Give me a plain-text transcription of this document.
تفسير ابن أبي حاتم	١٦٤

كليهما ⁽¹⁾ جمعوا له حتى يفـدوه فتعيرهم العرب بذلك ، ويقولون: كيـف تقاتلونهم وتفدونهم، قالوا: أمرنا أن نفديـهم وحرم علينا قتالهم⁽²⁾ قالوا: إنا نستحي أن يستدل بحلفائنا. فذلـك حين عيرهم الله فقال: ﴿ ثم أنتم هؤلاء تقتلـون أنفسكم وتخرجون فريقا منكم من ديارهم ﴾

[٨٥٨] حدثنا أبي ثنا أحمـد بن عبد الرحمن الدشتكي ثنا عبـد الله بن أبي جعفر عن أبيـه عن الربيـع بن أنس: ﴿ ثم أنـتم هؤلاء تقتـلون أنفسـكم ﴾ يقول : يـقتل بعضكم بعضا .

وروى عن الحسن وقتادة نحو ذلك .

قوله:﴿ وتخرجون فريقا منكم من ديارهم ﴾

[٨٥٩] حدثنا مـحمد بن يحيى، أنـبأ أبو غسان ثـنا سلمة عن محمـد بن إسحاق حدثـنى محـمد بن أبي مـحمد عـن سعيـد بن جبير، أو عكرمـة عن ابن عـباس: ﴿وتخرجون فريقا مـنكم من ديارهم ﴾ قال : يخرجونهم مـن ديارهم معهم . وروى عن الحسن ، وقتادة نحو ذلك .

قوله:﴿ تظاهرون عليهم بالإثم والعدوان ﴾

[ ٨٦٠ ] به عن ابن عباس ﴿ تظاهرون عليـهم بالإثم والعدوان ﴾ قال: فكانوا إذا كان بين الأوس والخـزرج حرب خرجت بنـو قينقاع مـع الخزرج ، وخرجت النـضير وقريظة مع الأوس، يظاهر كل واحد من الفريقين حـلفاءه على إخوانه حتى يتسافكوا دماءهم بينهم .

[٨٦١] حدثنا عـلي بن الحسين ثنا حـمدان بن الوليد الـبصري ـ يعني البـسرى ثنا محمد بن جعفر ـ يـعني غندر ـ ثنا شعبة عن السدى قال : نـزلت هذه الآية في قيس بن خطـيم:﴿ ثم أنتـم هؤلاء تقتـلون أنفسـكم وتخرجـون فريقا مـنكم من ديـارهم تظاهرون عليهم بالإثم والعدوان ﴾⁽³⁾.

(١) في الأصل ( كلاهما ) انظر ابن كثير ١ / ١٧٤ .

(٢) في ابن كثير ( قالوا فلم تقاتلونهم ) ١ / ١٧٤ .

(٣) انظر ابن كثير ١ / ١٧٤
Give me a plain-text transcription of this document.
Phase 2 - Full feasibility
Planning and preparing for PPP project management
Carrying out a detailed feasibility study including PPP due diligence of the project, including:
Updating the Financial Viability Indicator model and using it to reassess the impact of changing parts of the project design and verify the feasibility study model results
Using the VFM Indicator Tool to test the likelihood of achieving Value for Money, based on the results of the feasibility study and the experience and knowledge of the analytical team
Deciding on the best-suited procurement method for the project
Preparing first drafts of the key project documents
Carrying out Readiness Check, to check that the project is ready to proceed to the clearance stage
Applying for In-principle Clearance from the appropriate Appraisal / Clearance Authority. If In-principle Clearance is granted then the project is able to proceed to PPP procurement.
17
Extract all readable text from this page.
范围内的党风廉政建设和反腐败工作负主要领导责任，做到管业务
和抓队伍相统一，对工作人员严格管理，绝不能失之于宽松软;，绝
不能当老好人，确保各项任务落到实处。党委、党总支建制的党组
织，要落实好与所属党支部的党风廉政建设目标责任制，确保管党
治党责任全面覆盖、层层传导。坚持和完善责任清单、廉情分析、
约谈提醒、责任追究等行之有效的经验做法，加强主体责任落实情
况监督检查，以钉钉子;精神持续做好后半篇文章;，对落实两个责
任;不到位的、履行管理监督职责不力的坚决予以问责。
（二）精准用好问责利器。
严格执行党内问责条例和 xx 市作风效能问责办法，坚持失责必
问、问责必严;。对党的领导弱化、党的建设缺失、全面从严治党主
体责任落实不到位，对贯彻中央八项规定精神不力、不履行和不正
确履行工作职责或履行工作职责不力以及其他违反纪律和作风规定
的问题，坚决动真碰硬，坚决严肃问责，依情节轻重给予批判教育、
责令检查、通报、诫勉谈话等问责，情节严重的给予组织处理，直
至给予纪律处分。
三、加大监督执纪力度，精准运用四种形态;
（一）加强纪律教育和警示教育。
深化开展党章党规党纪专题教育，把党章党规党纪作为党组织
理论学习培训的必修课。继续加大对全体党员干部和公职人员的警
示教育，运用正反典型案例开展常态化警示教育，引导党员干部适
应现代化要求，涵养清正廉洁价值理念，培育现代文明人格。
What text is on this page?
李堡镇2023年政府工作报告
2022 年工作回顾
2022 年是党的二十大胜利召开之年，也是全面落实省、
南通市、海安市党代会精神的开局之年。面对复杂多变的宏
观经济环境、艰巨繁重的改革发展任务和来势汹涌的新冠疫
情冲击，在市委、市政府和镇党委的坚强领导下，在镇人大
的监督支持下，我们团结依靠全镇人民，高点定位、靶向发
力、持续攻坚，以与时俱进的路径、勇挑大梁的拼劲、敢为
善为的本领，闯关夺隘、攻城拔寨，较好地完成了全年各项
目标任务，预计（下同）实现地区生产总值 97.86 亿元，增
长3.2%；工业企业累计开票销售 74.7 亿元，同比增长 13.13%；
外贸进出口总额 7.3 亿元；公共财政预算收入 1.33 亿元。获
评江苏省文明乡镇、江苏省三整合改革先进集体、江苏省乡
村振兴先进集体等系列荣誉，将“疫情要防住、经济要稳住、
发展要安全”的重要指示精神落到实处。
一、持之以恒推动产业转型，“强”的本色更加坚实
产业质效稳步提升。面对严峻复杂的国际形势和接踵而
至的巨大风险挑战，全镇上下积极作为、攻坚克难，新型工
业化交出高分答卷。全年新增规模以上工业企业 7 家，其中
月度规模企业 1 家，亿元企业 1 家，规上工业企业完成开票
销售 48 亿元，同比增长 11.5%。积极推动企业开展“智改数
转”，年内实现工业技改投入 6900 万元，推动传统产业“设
--------------------
» **YOUR INSTRUCTIONS**
Each record must be repeated exactly as it is.

» **COMPLETE ANSWER**
Give me a plain-text transcription of this document.
تفسير ابن أبي حاتم	١٦٤

كليهما ⁽¹⁾ جمعوا له حتى يفـدوه فتعيرهم العرب بذلك ، ويقولون: كيـف تقاتلونهم وتفدونهم، قالوا: أمرنا أن نفديـهم وحرم علينا قتالهم⁽²⁾ قالوا: إنا نستحي أن يستدل بحلفائنا. فذلـك حين عيرهم الله فقال: ﴿ ثم أنتم هؤلاء تقتلـون أنفسكم وتخرجون فريقا منكم من ديارهم ﴾

[٨٥٨] حدثنا أبي ثنا أحمـد بن عبد الرحمن الدشتكي ثنا عبـد الله بن أبي جعفر عن أبيـه عن الربيـع بن أنس: ﴿ ثم أنـتم هؤلاء تقتـلون أنفسـكم ﴾ يقول : يـقتل بعضكم بعضا .

وروى عن الحسن وقتادة نحو ذلك .

قوله:﴿ وتخرجون فريقا منكم من ديارهم ﴾

[٨٥٩] حدثنا مـحمد بن يحيى، أنـبأ أبو غسان ثـنا سلمة عن محمـد بن إسحاق حدثـنى محـمد بن أبي مـحمد عـن سعيـد بن جبير، أو عكرمـة عن ابن عـباس: ﴿وتخرجون فريقا مـنكم من ديارهم ﴾ قال : يخرجونهم مـن ديارهم معهم . وروى عن الحسن ، وقتادة نحو ذلك .

قوله:﴿ تظاهرون عليهم بالإثم والعدوان ﴾

[ ٨٦٠ ] به عن ابن عباس ﴿ تظاهرون عليـهم بالإثم والعدوان ﴾ قال: فكانوا إذا كان بين الأوس والخـزرج حرب خرجت بنـو قينقاع مـع الخزرج ، وخرجت النـضير وقريظة مع الأوس، يظاهر كل واحد من الفريقين حـلفاءه على إخوانه حتى يتسافكوا دماءهم بينهم .

[٨٦١] حدثنا عـلي بن الحسين ثنا حـمدان بن الوليد الـبصري ـ يعني البـسرى ثنا محمد بن جعفر ـ يـعني غندر ـ ثنا شعبة عن السدى قال : نـزلت هذه الآية في قيس بن خطـيم:﴿ ثم أنتـم هؤلاء تقتـلون أنفسـكم وتخرجـون فريقا مـنكم من ديـارهم تظاهرون عليهم بالإثم والعدوان ﴾⁽³⁾.

(١) في الأصل ( كلاهما ) انظر ابن كثير ١ / ١٧٤ .

(٢) في ابن كثير ( قالوا فلم تقاتلونهم ) ١ / ١٧٤ .

(٣) انظر ابن كثير ١ / ١٧٤
Give me a plain-text transcription of this document.
Phase 2 - Full feasibility
Planning and preparing for PPP project management
Carrying out a detailed feasibility study including PPP due diligence of the project, including:
Updating the Financial Viability Indicator model and using it to reassess the impact of changing parts of the project design and verify the feasibility study model results
Using the VFM Indicator Tool to test the likelihood of achieving Value for Money, based on the results of the feasibility study and the experience and knowledge of the analytical team
Deciding on the best-suited procurement method for the project
Preparing first drafts of the key project documents
Carrying out Readiness Check, to check that the project is ready to proceed to the clearance stage
Applying for In-principle Clearance from the appropriate Appraisal / Clearance Authority. If In-principle Clearance is granted then the project is able to proceed to PPP procurement.
17
Extract all readable text from this page.
范围内的党风廉政建设和反腐败工作负主要领导责任，做到管业务
和抓队伍相统一，对工作人员严格管理，绝不能失之于宽松软;，绝
不能当老好人，确保各项任务落到实处。党委、党总支建制的党组
织，要落实好与所属党支部的党风廉政建设目标责任制，确保管党
治党责任全面覆盖、层层传导。坚持和完善责任清单、廉情分析、
约谈提醒、责任追究等行之有效的经验做法，加强主体责任落实情
况监督检查，以钉钉子;精神持续做好后半篇文章;，对落实两个责
任;不到位的、履行管理监督职责不力的坚决予以问责。
（二）精准用好问责利器。
严格执行党内问责条例和 xx 市作风效能问责办法，坚持失责必
问、问责必严;。对党的领导弱化、党的建设缺失、全面从严治党主
体责任落实不到位，对贯彻中央八项规定精神不力、不履行和不正
确履行工作职责或履行工作职责不力以及其他违反纪律和作风规定
的问题，坚决动真碰硬，坚决严肃问责，依情节轻重给予批判教育、
责令检查、通报、诫勉谈话等问责，情节严重的给予组织处理，直
至给予纪律处分。
三、加大监督执纪力度，精准运用四种形态;
（一）加强纪律教育和警示教育。
深化开展党章党规党纪专题教育，把党章党规党纪作为党组织
理论学习培训的必修课。继续加大对全体党员干部和公职人员的警
示教育，运用正反典型案例开展常态化警示教育，引导党员干部适
应现代化要求，涵养清正廉洁价值理念，培育现代文明人格。
What text is on this page?
李堡镇2023年政府工作报告
2022 年工作回顾
2022 年是党的二十大胜利召开之年，也是全面落实省、
南通市、海安市党代会精神的开局之年。面对复杂多变的宏
观经济环境、艰巨繁重的改革发展任务和来势汹涌的新冠疫
情冲击，在市委、市政府和镇党委的坚强领导下，在镇人大
的监督支持下，我们团结依靠全镇人民，高点定位、靶向发
力、持续攻坚，以与时俱进的路径、勇挑大梁的拼劲、敢为
善为的本领，闯关夺隘、攻城拔寨，较好地完成了全年各项
目标任务，预计（下同）实现地区生产总值 97.86 亿元，增
长3.2%；工业企业累计开票销售 74.7 亿元，同比增长 13.13%；
外贸进出口总额 7.3 亿元；公共财政预算收入 1.33 亿元。获
评江苏省文明乡镇、江苏省三整合改革先进集体、江苏省乡
村振兴先进集体等系列荣誉，将“疫情要防住、经济要稳住、
发展要安全”的重要指示精神落到实处。
一、持之以恒推动产业转型，“强”的本色更加坚实
产业质效稳步提升。面对严峻复杂的国际形势和接踵而
至的巨大风险挑战，全镇上下积极作为、攻坚克难，新型工
业化交出高分答卷。全年新增规模以上工业企业 7 家，其中
月度规模企业 1 家，亿元企业 1 家，规上工业企业完成开票
销售 48 亿元，同比增长 11.5%。积极推动企业开展“智改数
转”，年内实现工业技改投入 6900 万元，推动传统产业“设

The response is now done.